Look over the lines below. Report each one that includes the string "title".

**Rows from a figure dataset:**
+-------+

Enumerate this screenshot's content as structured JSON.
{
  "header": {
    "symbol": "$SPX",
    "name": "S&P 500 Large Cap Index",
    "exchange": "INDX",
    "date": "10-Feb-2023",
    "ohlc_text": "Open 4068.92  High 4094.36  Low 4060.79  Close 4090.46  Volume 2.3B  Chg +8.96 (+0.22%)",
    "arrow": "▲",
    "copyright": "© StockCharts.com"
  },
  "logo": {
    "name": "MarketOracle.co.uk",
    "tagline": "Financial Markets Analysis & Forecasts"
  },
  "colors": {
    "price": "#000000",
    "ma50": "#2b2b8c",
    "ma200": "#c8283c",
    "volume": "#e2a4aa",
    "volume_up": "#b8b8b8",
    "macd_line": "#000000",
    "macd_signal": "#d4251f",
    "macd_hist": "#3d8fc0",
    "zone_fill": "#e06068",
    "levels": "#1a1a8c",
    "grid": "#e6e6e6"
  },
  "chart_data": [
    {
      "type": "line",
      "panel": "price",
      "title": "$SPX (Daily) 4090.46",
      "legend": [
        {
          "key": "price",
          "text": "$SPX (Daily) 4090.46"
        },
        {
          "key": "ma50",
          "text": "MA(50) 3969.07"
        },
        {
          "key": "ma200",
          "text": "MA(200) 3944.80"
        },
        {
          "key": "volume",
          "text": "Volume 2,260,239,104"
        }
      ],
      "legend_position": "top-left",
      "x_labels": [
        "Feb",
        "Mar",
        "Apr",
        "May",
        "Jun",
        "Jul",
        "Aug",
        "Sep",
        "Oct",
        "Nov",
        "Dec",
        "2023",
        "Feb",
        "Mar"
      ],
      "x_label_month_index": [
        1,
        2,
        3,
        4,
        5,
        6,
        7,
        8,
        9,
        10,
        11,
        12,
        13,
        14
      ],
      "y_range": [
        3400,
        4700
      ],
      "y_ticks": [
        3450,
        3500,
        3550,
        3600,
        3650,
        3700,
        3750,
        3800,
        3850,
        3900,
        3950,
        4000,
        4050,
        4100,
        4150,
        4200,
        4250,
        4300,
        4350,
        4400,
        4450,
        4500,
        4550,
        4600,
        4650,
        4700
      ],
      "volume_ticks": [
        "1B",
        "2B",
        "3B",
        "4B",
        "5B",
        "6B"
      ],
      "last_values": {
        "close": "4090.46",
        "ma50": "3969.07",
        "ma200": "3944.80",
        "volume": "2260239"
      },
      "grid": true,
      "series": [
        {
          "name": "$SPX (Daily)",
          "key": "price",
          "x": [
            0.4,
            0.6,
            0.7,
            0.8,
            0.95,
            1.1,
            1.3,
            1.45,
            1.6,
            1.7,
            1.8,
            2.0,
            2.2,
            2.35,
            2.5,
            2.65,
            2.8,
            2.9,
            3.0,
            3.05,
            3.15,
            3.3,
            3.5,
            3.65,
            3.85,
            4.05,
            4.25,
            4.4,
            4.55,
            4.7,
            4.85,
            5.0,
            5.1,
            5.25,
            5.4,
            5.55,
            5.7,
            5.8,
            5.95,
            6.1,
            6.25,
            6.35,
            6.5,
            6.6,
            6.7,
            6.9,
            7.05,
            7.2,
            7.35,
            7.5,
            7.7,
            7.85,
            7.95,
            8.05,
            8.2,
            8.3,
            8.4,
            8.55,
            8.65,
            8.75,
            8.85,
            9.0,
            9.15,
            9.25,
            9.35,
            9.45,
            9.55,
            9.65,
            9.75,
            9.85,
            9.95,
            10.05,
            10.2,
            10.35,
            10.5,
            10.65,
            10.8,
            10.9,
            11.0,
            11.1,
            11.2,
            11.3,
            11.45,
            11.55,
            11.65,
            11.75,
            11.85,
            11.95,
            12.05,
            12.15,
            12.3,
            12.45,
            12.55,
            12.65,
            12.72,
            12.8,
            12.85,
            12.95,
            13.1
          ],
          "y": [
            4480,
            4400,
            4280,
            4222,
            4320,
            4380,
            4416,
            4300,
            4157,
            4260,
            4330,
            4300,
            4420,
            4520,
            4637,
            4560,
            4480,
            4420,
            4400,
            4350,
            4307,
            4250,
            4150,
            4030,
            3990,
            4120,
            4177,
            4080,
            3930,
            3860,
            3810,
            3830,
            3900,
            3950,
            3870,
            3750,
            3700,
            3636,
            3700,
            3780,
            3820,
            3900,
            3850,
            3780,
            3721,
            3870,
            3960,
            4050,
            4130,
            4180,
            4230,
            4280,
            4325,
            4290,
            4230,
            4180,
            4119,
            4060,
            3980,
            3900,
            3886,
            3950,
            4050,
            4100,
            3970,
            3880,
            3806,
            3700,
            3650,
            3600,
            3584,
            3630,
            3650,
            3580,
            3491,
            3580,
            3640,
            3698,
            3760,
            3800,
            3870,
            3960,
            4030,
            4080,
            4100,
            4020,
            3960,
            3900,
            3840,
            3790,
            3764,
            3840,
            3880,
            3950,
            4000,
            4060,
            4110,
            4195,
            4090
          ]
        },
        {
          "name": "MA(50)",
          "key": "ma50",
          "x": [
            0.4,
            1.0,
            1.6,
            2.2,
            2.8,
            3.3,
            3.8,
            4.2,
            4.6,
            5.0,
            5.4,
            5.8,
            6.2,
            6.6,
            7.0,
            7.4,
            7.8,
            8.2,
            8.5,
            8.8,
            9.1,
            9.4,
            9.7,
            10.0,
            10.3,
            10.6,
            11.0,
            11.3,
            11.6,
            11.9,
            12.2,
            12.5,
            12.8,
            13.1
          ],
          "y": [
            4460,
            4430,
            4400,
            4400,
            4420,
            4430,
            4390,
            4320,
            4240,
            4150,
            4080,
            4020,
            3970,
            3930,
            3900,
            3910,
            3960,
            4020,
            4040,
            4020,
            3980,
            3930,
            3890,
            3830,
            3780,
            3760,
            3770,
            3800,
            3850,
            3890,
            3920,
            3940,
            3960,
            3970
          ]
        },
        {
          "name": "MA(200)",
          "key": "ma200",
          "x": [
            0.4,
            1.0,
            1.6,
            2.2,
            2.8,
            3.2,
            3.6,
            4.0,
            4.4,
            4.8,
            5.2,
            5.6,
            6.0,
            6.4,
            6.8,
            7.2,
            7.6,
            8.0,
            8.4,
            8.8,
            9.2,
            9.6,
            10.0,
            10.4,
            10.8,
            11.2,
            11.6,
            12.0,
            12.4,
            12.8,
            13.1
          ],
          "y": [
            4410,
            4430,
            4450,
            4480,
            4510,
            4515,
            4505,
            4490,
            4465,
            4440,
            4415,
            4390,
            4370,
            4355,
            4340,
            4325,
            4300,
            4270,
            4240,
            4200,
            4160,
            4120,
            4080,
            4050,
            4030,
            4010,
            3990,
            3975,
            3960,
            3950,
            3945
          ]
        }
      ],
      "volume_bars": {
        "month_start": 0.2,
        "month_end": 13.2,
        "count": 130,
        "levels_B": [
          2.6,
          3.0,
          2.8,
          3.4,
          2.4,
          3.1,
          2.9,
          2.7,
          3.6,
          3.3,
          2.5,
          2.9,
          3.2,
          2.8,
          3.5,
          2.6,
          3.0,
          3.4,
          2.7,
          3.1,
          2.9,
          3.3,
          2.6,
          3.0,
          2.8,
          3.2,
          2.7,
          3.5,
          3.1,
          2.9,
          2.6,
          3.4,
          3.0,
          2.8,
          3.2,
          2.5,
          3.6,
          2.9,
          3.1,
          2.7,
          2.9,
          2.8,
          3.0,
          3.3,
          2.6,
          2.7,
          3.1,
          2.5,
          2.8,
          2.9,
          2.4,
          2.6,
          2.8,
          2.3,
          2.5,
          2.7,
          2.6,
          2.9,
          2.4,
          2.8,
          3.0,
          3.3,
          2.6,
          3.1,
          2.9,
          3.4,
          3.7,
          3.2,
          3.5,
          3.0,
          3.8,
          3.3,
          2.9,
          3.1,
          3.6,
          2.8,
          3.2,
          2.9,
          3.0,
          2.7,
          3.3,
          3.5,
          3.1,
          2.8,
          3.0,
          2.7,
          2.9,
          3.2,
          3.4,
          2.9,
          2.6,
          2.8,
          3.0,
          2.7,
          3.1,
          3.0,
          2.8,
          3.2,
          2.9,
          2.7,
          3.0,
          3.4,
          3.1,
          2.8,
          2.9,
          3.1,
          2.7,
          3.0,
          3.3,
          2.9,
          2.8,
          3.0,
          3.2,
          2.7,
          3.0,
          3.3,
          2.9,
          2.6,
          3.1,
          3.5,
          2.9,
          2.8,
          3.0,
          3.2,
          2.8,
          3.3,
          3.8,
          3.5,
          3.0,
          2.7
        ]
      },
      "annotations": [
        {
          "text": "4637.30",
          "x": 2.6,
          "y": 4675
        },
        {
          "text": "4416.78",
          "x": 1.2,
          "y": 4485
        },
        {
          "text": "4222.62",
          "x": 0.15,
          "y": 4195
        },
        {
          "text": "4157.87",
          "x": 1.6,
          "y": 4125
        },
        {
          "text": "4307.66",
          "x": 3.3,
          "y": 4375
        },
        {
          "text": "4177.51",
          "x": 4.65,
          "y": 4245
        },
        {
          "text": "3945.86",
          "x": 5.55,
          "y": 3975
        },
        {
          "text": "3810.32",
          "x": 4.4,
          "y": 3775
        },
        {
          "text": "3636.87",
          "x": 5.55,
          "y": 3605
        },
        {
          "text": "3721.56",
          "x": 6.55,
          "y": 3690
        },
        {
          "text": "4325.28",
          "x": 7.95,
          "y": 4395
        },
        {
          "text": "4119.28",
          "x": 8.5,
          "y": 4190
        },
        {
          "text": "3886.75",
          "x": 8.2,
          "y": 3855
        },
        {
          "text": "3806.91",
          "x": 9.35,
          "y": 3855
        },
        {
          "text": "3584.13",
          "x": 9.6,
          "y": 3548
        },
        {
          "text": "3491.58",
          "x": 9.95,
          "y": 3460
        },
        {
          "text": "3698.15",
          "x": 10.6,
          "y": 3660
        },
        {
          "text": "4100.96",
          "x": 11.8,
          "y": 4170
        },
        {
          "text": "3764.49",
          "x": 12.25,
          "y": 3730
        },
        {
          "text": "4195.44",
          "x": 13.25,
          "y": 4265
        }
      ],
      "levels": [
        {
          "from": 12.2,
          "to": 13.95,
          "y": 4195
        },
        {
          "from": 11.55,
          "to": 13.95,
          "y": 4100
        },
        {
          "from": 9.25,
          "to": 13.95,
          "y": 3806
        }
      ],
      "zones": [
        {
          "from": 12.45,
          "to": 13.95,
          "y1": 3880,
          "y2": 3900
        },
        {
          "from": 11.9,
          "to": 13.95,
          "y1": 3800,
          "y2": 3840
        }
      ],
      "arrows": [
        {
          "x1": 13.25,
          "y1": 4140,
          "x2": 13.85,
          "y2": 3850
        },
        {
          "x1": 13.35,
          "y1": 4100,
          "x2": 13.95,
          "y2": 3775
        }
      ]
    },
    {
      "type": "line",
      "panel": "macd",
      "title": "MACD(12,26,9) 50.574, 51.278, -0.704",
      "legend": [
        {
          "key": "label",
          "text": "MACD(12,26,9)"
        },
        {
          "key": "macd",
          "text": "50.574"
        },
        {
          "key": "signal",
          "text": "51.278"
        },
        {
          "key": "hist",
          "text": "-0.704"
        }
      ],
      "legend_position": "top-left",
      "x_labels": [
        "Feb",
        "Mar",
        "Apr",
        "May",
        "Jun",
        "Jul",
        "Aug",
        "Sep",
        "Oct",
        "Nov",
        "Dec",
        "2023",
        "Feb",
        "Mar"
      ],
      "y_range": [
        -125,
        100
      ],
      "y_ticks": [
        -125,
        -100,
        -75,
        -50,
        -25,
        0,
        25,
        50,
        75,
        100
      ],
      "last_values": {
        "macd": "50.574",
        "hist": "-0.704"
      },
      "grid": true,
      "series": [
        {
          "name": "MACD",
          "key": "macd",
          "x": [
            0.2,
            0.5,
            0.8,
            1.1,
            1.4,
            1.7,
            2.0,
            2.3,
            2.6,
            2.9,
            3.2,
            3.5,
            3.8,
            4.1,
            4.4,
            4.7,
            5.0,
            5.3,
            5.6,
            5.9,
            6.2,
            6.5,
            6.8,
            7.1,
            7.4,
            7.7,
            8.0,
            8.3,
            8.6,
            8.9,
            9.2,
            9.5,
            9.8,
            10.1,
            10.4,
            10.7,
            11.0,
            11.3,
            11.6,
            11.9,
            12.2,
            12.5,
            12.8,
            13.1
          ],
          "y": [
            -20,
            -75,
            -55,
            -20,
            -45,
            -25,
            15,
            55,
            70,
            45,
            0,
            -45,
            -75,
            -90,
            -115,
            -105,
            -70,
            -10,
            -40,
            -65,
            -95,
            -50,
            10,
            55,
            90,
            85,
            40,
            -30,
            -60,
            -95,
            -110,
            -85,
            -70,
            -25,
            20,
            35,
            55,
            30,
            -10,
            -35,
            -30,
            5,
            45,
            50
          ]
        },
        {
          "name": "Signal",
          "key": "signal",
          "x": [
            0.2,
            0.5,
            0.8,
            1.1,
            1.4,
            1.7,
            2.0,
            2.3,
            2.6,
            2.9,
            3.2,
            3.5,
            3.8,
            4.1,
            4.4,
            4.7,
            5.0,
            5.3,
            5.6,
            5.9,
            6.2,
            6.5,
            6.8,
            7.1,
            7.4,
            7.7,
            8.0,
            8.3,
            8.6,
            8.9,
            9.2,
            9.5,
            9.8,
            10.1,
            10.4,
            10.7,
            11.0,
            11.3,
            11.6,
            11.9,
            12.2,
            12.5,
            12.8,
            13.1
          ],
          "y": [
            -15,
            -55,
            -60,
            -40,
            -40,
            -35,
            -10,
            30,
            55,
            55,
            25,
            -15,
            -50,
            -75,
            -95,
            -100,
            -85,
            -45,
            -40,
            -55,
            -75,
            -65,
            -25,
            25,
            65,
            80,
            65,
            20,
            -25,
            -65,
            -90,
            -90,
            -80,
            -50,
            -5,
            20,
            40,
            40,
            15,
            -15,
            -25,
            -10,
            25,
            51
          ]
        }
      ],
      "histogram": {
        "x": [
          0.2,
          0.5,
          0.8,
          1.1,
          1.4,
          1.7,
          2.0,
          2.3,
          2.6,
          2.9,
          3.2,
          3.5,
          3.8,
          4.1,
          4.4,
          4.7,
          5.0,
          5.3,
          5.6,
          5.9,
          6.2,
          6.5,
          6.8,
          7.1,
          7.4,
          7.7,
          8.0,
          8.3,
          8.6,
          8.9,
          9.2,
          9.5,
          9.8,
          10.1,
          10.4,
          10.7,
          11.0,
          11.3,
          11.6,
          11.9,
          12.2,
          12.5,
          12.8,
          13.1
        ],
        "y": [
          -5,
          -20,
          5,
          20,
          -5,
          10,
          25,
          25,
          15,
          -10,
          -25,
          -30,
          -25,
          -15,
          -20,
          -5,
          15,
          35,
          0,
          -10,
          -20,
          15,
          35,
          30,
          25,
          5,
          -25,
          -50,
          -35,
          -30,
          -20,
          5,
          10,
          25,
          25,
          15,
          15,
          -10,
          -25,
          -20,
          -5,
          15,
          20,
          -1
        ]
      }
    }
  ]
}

+-------+

**Exercise output:**
      "title": "$SPX (Daily) 4090.46",
      "title": "MACD(12,26,9) 50.574, 51.278, -0.704",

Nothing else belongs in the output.